(Dataset listings of figures)

* Begin *

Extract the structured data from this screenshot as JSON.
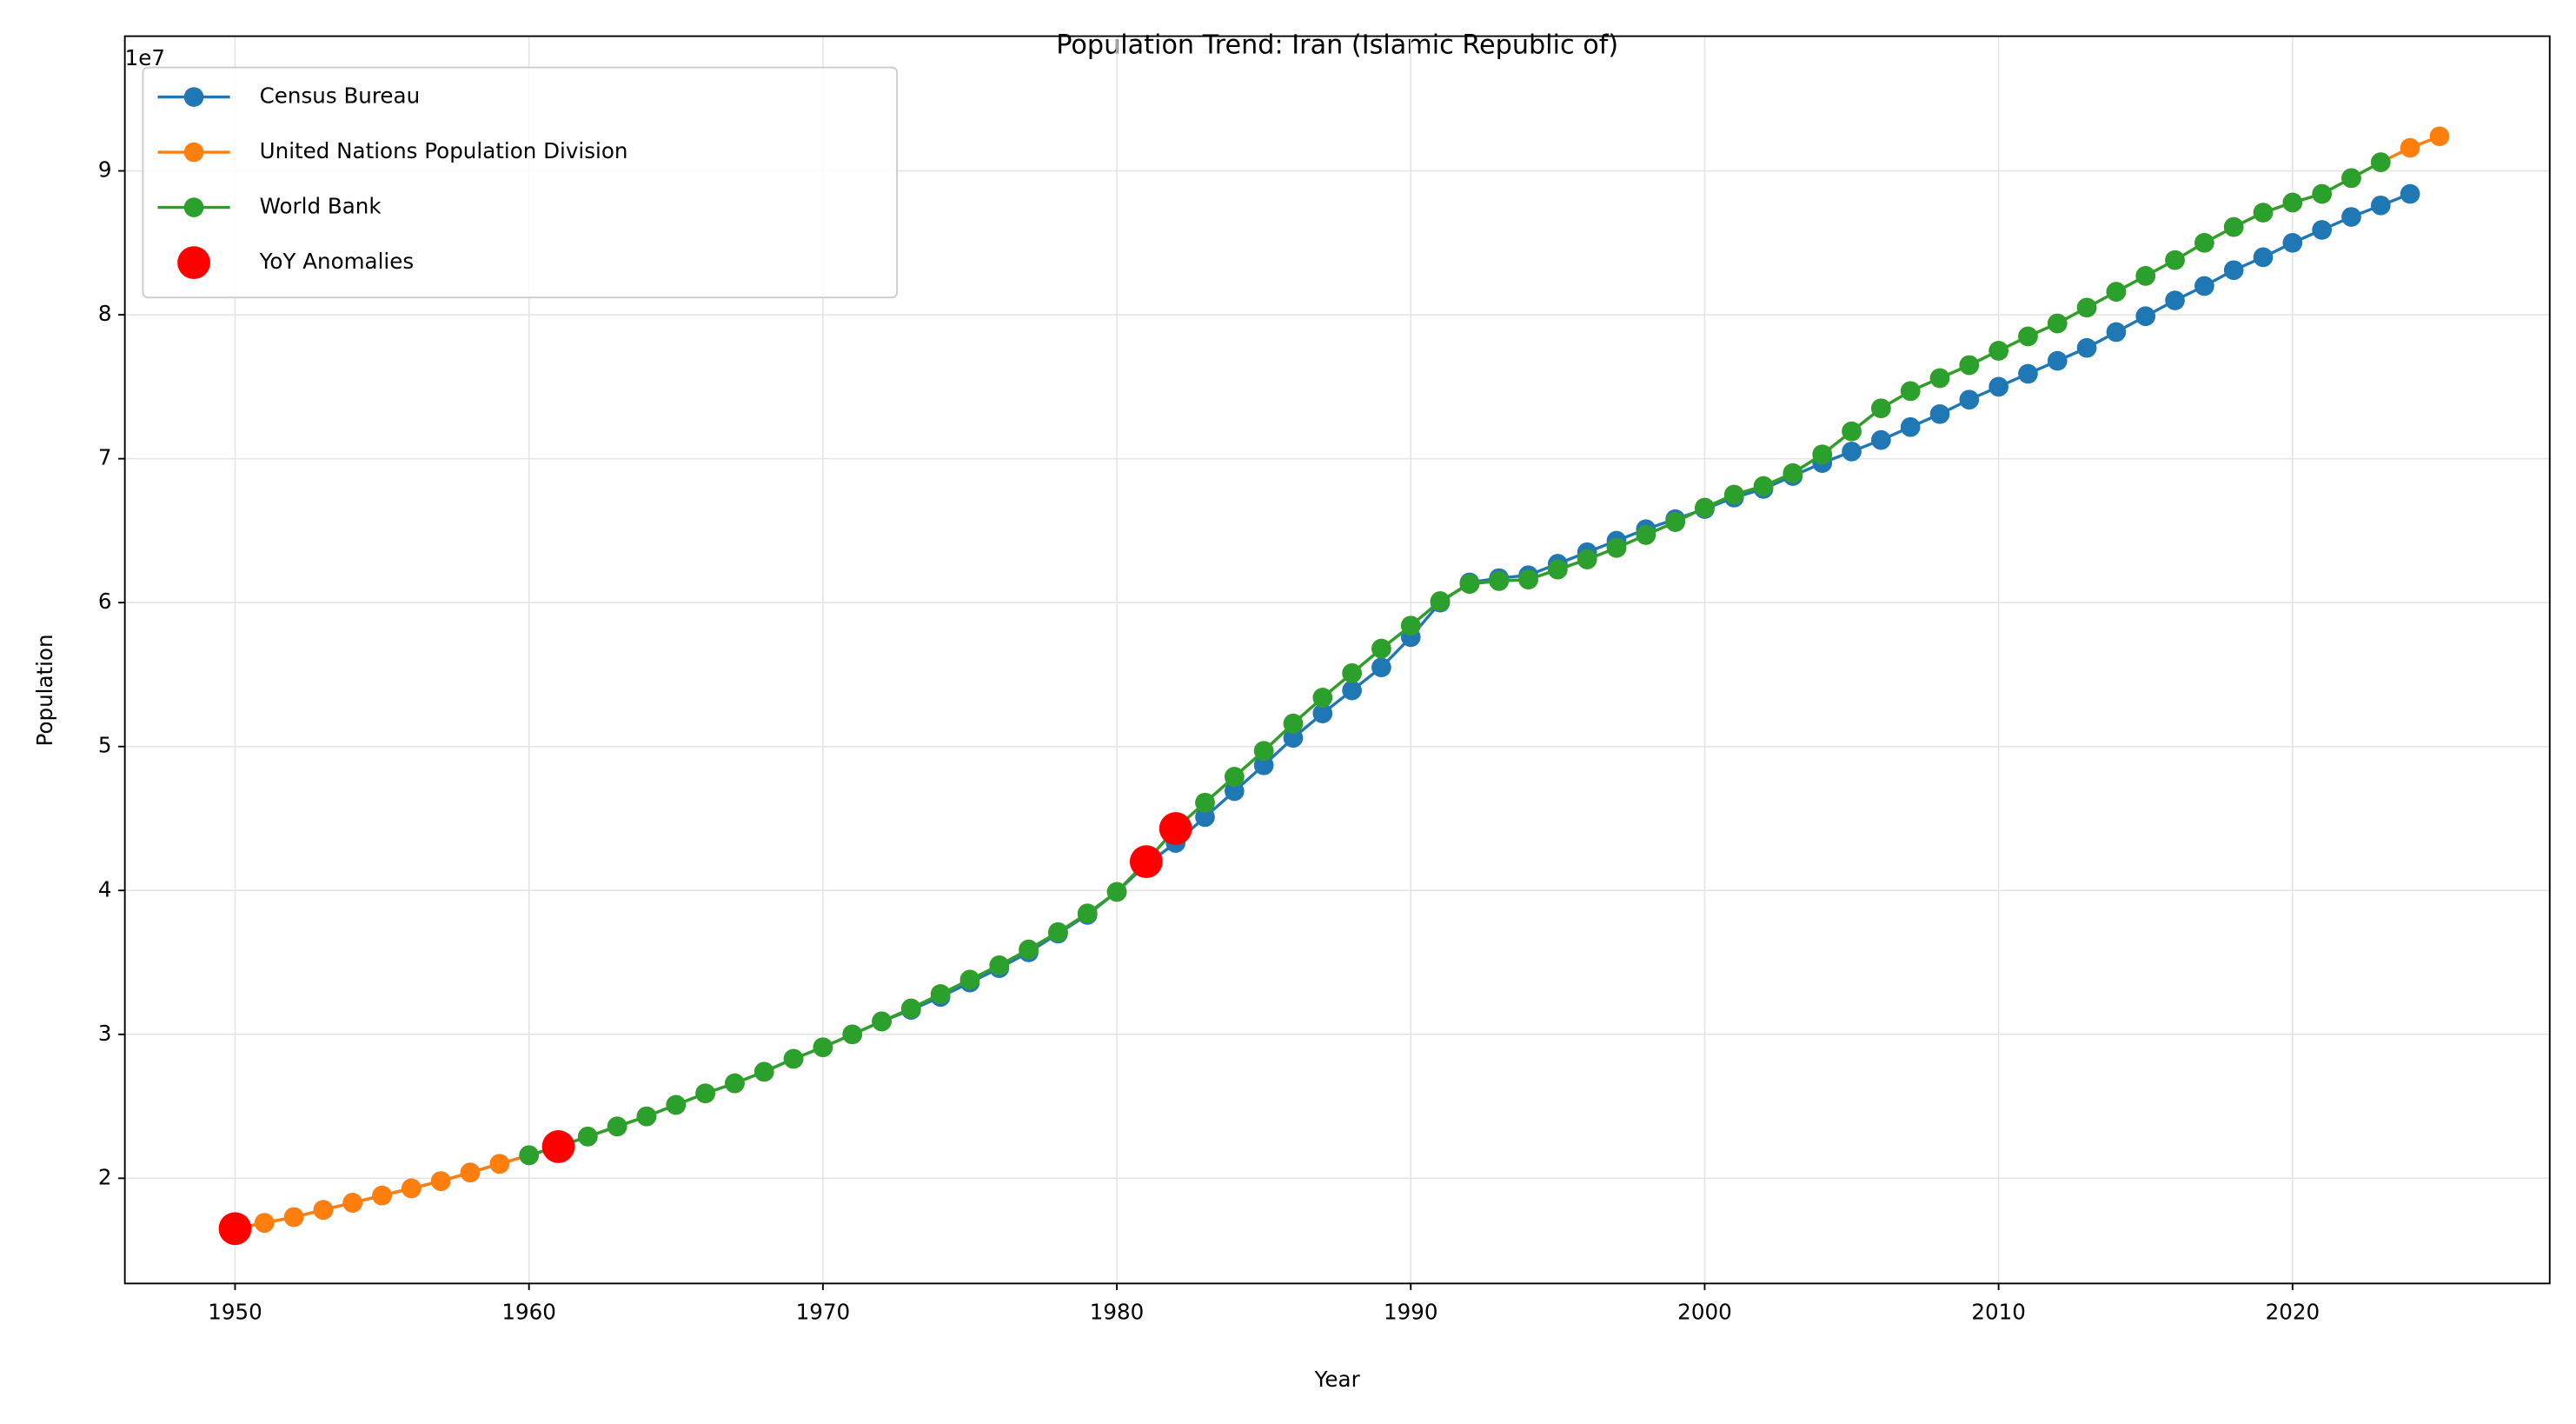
{
  "chart_data": {
    "type": "line",
    "title": "Population Trend: Iran (Islamic Republic of)",
    "x_label": "Year",
    "y_label": "Population",
    "y_offset_text": "1e7",
    "xlim": [
      1946.25,
      2028.75
    ],
    "xticks": [
      1950,
      1960,
      1970,
      1980,
      1990,
      2000,
      2010,
      2020
    ],
    "ylim": [
      12690000,
      99360000
    ],
    "yticks": [
      {
        "value": 20000000,
        "label": "2"
      },
      {
        "value": 30000000,
        "label": "3"
      },
      {
        "value": 40000000,
        "label": "4"
      },
      {
        "value": 50000000,
        "label": "5"
      },
      {
        "value": 60000000,
        "label": "6"
      },
      {
        "value": 70000000,
        "label": "7"
      },
      {
        "value": 80000000,
        "label": "8"
      },
      {
        "value": 90000000,
        "label": "9"
      }
    ],
    "grid": true,
    "legend": "upper left",
    "series": [
      {
        "name": "Census Bureau",
        "color": "#1f77b4",
        "x": [
          1950,
          1951,
          1952,
          1953,
          1954,
          1955,
          1956,
          1957,
          1958,
          1959,
          1960,
          1961,
          1962,
          1963,
          1964,
          1965,
          1966,
          1967,
          1968,
          1969,
          1970,
          1971,
          1972,
          1973,
          1974,
          1975,
          1976,
          1977,
          1978,
          1979,
          1980,
          1981,
          1982,
          1983,
          1984,
          1985,
          1986,
          1987,
          1988,
          1989,
          1990,
          1991,
          1992,
          1993,
          1994,
          1995,
          1996,
          1997,
          1998,
          1999,
          2000,
          2001,
          2002,
          2003,
          2004,
          2005,
          2006,
          2007,
          2008,
          2009,
          2010,
          2011,
          2012,
          2013,
          2014,
          2015,
          2016,
          2017,
          2018,
          2019,
          2020,
          2021,
          2022,
          2023,
          2024
        ],
        "values": [
          16500000,
          16900000,
          17300000,
          17800000,
          18300000,
          18800000,
          19300000,
          19800000,
          20400000,
          21000000,
          21600000,
          22200000,
          22900000,
          23600000,
          24300000,
          25100000,
          25900000,
          26600000,
          27400000,
          28300000,
          29100000,
          30000000,
          30900000,
          31700000,
          32600000,
          33600000,
          34600000,
          35700000,
          37000000,
          38300000,
          39900000,
          41800000,
          43300000,
          45100000,
          46900000,
          48700000,
          50600000,
          52300000,
          53900000,
          55500000,
          57600000,
          60000000,
          61400000,
          61700000,
          61900000,
          62700000,
          63500000,
          64300000,
          65100000,
          65800000,
          66500000,
          67300000,
          67900000,
          68800000,
          69700000,
          70500000,
          71300000,
          72200000,
          73100000,
          74100000,
          75000000,
          75900000,
          76800000,
          77700000,
          78800000,
          79900000,
          81000000,
          82000000,
          83100000,
          84000000,
          85000000,
          85900000,
          86800000,
          87600000,
          88400000
        ]
      },
      {
        "name": "United Nations Population Division",
        "color": "#ff7f0e",
        "x": [
          1950,
          1951,
          1952,
          1953,
          1954,
          1955,
          1956,
          1957,
          1958,
          1959,
          1960,
          1961,
          1962,
          1963,
          1964,
          1965,
          1966,
          1967,
          1968,
          1969,
          1970,
          1971,
          1972,
          1973,
          1974,
          1975,
          1976,
          1977,
          1978,
          1979,
          1980,
          1981,
          1982,
          1983,
          1984,
          1985,
          1986,
          1987,
          1988,
          1989,
          1990,
          1991,
          1992,
          1993,
          1994,
          1995,
          1996,
          1997,
          1998,
          1999,
          2000,
          2001,
          2002,
          2003,
          2004,
          2005,
          2006,
          2007,
          2008,
          2009,
          2010,
          2011,
          2012,
          2013,
          2014,
          2015,
          2016,
          2017,
          2018,
          2019,
          2020,
          2021,
          2022,
          2023,
          2024,
          2025
        ],
        "values": [
          16500000,
          16900000,
          17300000,
          17800000,
          18300000,
          18800000,
          19300000,
          19800000,
          20400000,
          21000000,
          21600000,
          22200000,
          22900000,
          23600000,
          24300000,
          25100000,
          25900000,
          26600000,
          27400000,
          28300000,
          29100000,
          30000000,
          30900000,
          31800000,
          32800000,
          33800000,
          34800000,
          35900000,
          37100000,
          38400000,
          39900000,
          42000000,
          44300000,
          46100000,
          47900000,
          49700000,
          51600000,
          53400000,
          55100000,
          56800000,
          58400000,
          60100000,
          61300000,
          61500000,
          61600000,
          62300000,
          63000000,
          63800000,
          64700000,
          65600000,
          66600000,
          67500000,
          68100000,
          69000000,
          70300000,
          71900000,
          73500000,
          74700000,
          75600000,
          76500000,
          77500000,
          78500000,
          79400000,
          80500000,
          81600000,
          82700000,
          83800000,
          85000000,
          86100000,
          87100000,
          87800000,
          88400000,
          89500000,
          90600000,
          91600000,
          92400000
        ]
      },
      {
        "name": "World Bank",
        "color": "#2ca02c",
        "x": [
          1960,
          1961,
          1962,
          1963,
          1964,
          1965,
          1966,
          1967,
          1968,
          1969,
          1970,
          1971,
          1972,
          1973,
          1974,
          1975,
          1976,
          1977,
          1978,
          1979,
          1980,
          1981,
          1982,
          1983,
          1984,
          1985,
          1986,
          1987,
          1988,
          1989,
          1990,
          1991,
          1992,
          1993,
          1994,
          1995,
          1996,
          1997,
          1998,
          1999,
          2000,
          2001,
          2002,
          2003,
          2004,
          2005,
          2006,
          2007,
          2008,
          2009,
          2010,
          2011,
          2012,
          2013,
          2014,
          2015,
          2016,
          2017,
          2018,
          2019,
          2020,
          2021,
          2022,
          2023
        ],
        "values": [
          21600000,
          22200000,
          22900000,
          23600000,
          24300000,
          25100000,
          25900000,
          26600000,
          27400000,
          28300000,
          29100000,
          30000000,
          30900000,
          31800000,
          32800000,
          33800000,
          34800000,
          35900000,
          37100000,
          38400000,
          39900000,
          42000000,
          44300000,
          46100000,
          47900000,
          49700000,
          51600000,
          53400000,
          55100000,
          56800000,
          58400000,
          60100000,
          61300000,
          61500000,
          61600000,
          62300000,
          63000000,
          63800000,
          64700000,
          65600000,
          66600000,
          67500000,
          68100000,
          69000000,
          70300000,
          71900000,
          73500000,
          74700000,
          75600000,
          76500000,
          77500000,
          78500000,
          79400000,
          80500000,
          81600000,
          82700000,
          83800000,
          85000000,
          86100000,
          87100000,
          87800000,
          88400000,
          89500000,
          90600000
        ]
      }
    ],
    "anomalies": {
      "name": "YoY Anomalies",
      "color": "#ff0000",
      "x": [
        1950,
        1961,
        1981,
        1982
      ],
      "values": [
        16500000,
        22200000,
        42000000,
        44300000
      ]
    }
  }
}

* End *

> [Exercise description] Search the entries for the word "color", then list each line that holds it.

> [Response]
        "color": "#1f77b4",
        "color": "#ff7f0e",
        "color": "#2ca02c",
      "color": "#ff0000",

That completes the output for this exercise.